=== Extracted records ===
━━━━━━━━━━

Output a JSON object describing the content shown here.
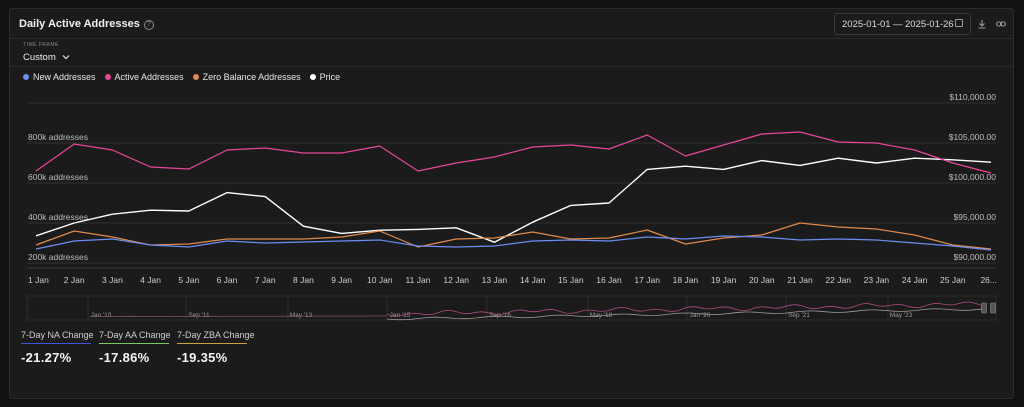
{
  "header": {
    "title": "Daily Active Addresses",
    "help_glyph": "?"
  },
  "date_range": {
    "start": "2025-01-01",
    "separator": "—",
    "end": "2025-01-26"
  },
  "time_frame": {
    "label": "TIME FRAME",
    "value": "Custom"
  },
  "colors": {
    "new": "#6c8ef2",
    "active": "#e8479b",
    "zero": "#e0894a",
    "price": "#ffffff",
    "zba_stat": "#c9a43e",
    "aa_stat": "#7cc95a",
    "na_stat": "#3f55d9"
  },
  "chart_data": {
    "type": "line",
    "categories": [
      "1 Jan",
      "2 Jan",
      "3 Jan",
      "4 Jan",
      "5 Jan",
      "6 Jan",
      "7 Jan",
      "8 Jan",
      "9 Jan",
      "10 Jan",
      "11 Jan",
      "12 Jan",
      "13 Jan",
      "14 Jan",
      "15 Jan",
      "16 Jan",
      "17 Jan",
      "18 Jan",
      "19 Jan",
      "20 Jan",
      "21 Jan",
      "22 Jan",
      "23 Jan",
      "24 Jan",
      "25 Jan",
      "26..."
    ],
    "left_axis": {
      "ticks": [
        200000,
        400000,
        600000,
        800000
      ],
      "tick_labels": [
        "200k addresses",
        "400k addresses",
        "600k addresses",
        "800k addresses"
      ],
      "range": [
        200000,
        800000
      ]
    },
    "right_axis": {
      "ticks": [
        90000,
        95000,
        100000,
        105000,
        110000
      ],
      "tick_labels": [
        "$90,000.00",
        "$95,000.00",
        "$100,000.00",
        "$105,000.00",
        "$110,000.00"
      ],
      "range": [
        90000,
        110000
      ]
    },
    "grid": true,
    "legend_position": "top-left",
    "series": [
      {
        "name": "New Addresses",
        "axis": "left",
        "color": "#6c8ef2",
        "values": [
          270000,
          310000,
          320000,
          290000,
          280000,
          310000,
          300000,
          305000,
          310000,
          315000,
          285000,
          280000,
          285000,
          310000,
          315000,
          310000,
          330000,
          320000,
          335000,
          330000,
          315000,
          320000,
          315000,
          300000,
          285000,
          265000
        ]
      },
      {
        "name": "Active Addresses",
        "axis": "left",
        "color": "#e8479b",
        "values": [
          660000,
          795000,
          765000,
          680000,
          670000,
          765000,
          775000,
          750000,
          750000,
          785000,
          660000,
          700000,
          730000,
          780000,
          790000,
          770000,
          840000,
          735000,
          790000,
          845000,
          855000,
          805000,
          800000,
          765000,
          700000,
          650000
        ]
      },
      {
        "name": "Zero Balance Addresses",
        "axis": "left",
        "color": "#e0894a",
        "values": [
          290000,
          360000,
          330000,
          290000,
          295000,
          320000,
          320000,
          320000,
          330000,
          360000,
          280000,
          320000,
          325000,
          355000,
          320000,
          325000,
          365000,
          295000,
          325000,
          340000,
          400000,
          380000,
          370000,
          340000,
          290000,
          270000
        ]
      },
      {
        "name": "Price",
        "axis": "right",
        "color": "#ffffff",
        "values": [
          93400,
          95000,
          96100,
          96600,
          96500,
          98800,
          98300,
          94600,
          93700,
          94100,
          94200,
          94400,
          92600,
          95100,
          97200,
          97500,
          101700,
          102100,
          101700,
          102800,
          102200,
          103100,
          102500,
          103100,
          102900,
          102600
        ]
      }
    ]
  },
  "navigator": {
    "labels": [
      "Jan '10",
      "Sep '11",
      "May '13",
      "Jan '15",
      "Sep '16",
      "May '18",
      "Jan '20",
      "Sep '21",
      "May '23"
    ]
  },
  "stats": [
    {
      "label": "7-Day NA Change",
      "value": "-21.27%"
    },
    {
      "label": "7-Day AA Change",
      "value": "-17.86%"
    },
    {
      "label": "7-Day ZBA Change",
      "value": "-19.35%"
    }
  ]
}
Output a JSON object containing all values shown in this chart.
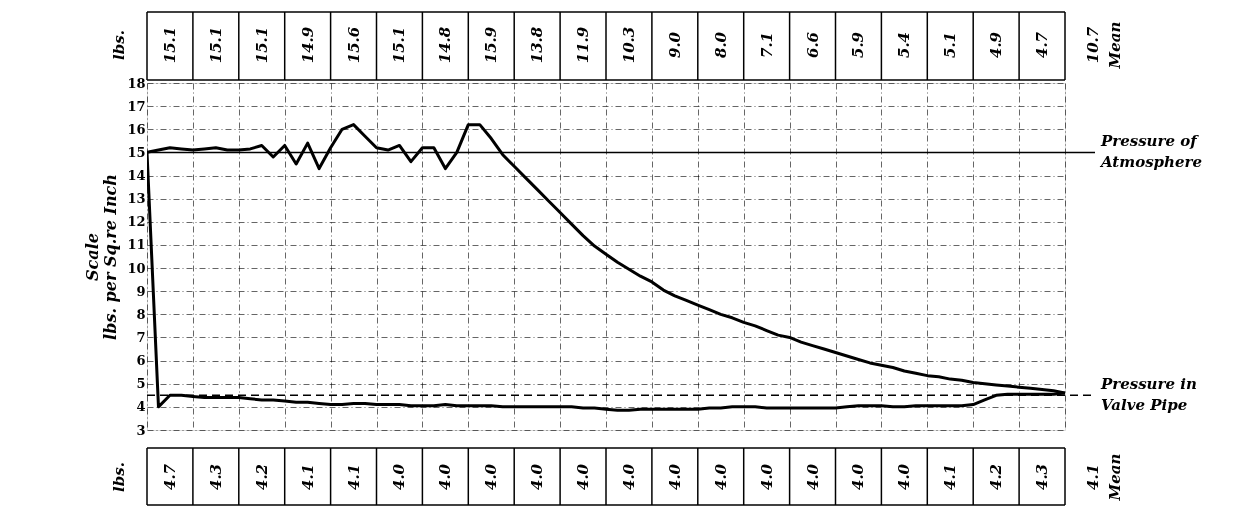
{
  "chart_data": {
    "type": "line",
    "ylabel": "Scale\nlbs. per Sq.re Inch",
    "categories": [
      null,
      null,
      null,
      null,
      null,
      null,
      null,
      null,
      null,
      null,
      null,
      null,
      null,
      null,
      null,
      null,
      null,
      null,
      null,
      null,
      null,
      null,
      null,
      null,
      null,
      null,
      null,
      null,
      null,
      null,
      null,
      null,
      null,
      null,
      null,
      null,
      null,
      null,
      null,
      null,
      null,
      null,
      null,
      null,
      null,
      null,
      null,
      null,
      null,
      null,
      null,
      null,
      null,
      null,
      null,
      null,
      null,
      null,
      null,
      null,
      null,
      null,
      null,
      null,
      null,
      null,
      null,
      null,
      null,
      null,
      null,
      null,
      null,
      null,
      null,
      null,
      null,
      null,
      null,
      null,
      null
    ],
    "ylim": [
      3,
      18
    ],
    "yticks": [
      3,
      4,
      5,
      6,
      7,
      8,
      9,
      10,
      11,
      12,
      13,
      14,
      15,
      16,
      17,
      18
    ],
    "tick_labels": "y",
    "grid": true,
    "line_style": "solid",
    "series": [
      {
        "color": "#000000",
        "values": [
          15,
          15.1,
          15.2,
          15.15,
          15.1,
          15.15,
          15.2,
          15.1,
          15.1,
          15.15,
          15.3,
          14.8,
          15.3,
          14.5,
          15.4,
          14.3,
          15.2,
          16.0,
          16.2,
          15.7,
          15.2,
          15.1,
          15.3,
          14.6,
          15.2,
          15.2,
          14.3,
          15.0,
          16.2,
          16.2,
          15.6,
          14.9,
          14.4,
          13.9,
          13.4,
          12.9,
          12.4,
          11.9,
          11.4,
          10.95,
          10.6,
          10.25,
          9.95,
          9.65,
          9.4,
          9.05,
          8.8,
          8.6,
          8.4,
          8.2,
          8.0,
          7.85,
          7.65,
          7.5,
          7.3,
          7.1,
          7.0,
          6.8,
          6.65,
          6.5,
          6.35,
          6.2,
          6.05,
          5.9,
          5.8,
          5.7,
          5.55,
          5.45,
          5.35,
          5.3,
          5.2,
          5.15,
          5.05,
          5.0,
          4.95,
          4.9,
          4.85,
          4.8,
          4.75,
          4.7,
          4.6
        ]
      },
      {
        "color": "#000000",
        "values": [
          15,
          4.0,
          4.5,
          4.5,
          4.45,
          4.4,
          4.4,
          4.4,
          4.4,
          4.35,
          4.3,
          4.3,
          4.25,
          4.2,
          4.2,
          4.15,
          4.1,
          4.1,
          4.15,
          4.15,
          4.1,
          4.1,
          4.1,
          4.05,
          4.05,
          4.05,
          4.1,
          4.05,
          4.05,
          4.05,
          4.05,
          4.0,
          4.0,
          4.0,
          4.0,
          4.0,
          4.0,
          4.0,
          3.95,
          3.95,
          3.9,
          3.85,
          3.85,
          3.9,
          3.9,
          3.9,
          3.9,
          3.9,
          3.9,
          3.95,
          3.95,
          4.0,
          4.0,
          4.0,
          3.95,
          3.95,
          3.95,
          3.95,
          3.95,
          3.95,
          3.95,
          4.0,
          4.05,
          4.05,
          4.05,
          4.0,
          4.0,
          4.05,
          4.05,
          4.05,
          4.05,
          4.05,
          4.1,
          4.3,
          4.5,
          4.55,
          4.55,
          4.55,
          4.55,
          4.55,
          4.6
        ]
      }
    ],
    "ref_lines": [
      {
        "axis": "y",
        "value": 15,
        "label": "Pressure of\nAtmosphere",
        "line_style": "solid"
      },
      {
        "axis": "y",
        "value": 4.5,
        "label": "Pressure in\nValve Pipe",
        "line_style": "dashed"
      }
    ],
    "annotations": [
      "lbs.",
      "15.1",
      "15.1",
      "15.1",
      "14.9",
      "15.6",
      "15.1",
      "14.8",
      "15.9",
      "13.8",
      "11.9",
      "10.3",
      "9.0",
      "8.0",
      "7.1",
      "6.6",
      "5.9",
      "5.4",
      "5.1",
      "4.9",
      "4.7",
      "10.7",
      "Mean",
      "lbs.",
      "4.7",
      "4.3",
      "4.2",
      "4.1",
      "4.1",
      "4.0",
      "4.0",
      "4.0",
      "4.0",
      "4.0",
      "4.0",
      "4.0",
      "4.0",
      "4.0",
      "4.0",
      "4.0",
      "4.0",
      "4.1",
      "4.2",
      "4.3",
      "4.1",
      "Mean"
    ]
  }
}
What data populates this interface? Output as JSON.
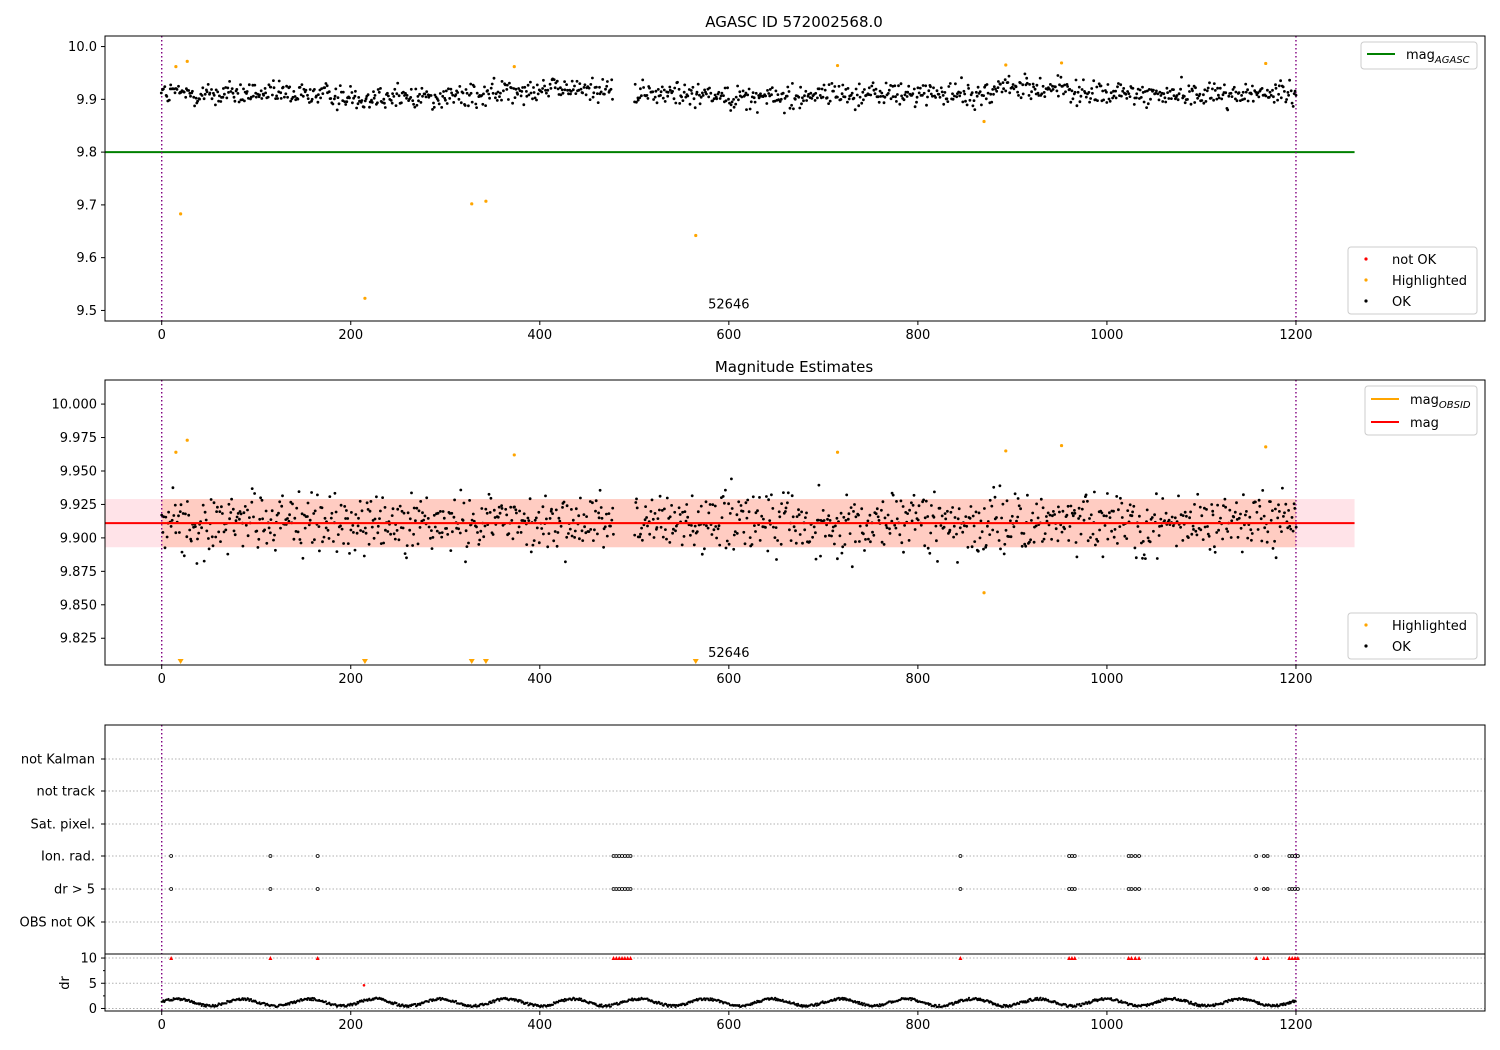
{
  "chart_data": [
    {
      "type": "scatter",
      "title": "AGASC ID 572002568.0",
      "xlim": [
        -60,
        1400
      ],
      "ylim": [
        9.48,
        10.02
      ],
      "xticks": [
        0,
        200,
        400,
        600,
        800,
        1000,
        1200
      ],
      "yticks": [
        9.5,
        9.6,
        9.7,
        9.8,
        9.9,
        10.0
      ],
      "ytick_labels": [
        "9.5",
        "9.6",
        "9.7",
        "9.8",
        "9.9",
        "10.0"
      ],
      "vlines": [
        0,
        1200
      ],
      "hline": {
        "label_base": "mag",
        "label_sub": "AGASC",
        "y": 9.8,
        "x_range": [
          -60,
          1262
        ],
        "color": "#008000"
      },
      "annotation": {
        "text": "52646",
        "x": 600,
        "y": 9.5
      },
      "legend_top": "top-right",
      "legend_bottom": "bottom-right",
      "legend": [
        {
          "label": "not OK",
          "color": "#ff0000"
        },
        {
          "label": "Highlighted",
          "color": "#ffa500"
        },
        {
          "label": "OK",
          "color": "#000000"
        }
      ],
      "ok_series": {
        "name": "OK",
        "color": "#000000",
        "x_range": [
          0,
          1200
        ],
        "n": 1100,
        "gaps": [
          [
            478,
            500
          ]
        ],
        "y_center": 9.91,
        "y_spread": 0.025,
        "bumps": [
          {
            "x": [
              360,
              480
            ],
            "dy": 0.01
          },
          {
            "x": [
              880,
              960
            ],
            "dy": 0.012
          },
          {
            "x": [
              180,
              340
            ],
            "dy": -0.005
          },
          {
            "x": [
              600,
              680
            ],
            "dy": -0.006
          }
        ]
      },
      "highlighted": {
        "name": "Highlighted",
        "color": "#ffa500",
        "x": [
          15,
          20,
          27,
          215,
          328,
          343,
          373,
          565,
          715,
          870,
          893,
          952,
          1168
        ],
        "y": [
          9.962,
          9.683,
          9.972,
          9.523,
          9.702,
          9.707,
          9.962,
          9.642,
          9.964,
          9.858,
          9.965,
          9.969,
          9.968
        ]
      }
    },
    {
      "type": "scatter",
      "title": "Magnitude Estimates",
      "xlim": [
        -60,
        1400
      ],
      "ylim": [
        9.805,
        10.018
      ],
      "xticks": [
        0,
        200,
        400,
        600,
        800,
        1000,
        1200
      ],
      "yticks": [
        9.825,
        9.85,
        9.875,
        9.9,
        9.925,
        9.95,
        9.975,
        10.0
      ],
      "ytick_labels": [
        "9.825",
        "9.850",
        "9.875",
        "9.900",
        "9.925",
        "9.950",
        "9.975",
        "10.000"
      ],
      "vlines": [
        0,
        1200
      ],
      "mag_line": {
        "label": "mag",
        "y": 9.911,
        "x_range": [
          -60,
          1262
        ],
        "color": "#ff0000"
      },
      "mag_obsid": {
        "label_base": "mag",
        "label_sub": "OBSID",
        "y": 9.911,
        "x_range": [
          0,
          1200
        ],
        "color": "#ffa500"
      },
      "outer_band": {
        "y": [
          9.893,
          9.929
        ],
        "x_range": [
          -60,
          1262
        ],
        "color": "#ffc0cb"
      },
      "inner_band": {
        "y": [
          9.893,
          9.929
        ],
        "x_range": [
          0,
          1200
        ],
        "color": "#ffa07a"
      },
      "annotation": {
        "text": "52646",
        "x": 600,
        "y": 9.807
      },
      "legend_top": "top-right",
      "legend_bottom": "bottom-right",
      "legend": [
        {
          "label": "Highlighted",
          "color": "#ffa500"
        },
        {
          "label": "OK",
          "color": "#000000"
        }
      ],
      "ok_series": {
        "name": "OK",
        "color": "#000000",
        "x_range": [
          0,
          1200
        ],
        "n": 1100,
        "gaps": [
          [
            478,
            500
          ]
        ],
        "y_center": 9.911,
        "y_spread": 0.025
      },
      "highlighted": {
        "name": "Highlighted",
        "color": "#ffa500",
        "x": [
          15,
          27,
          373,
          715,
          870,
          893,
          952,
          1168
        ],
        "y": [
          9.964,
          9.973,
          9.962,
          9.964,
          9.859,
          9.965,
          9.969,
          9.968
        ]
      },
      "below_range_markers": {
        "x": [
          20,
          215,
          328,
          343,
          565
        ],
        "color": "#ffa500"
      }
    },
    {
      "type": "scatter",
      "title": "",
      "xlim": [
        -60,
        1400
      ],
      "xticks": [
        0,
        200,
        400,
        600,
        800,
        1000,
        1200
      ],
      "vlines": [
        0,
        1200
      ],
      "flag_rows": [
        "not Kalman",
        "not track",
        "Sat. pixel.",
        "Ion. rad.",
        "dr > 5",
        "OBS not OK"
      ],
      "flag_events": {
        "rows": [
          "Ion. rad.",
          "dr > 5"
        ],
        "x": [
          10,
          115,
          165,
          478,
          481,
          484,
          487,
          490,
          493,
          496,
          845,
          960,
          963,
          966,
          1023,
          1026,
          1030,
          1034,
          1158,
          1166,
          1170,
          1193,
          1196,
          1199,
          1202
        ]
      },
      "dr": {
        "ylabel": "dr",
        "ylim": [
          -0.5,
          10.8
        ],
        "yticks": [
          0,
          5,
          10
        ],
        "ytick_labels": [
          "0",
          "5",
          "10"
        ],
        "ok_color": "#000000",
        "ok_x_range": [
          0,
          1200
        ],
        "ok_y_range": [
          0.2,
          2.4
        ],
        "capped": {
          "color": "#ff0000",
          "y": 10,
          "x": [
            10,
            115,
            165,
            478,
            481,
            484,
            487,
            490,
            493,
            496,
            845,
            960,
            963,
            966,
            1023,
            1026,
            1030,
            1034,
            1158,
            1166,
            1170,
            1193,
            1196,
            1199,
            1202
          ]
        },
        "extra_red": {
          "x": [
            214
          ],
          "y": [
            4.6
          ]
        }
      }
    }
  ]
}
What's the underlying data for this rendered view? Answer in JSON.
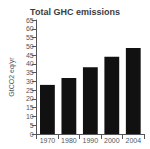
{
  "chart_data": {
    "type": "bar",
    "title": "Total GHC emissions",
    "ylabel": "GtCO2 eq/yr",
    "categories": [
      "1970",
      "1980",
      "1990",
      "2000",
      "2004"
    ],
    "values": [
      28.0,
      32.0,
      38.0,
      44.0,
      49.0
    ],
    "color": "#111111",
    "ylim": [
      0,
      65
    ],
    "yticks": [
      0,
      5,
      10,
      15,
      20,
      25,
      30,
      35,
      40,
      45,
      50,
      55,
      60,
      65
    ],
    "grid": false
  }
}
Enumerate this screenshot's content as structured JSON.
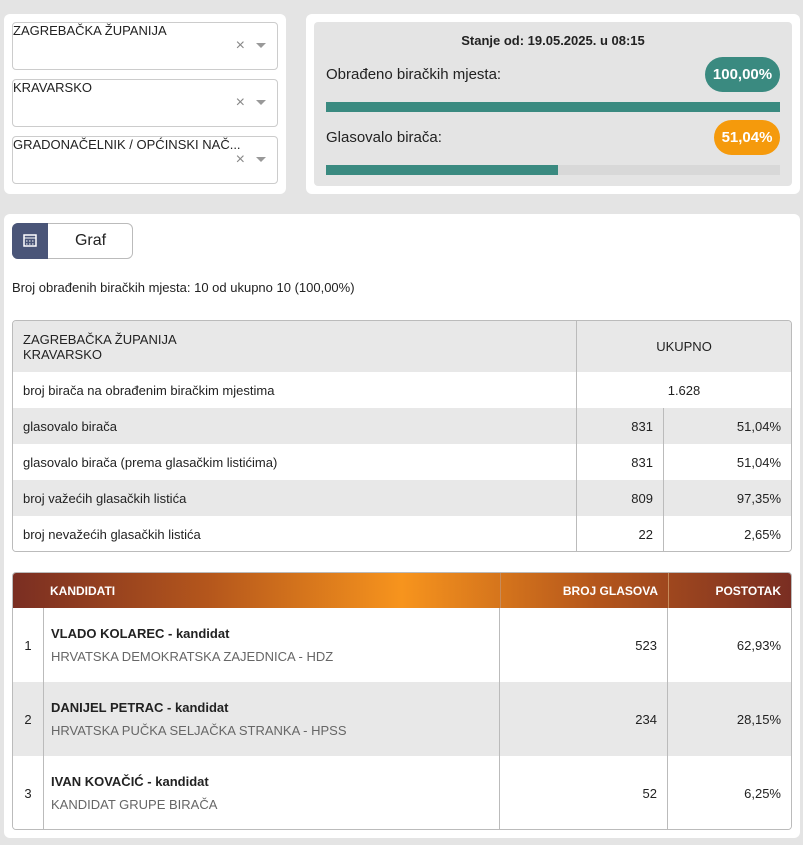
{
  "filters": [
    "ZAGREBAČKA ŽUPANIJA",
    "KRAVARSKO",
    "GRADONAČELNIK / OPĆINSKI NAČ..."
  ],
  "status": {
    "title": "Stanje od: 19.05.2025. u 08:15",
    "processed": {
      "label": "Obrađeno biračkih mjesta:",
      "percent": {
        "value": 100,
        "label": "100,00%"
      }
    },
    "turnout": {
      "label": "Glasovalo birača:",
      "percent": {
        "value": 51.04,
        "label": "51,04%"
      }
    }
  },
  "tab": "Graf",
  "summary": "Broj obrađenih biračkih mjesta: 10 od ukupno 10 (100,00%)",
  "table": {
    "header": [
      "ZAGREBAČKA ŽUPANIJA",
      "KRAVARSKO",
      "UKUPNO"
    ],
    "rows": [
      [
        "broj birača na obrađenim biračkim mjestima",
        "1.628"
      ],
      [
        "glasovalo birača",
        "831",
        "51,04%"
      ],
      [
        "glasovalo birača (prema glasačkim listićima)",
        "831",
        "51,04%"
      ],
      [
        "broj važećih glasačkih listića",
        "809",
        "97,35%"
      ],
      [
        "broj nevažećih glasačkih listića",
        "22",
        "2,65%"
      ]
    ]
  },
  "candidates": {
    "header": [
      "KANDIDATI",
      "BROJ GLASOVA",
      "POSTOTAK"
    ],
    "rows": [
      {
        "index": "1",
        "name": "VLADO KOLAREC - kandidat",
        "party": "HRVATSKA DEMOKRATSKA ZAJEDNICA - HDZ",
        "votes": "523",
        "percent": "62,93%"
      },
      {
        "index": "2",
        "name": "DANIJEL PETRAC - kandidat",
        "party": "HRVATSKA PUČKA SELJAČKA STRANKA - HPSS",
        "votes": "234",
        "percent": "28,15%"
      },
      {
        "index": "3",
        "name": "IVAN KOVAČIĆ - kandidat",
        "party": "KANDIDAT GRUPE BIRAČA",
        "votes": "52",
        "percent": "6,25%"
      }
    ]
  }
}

━━━━━━━━━━

=== Exercise ===
What is the number of lines in this listing that contain the word "listića"? Answer with that number and nothing else.

=== Answer to the exercise ===
2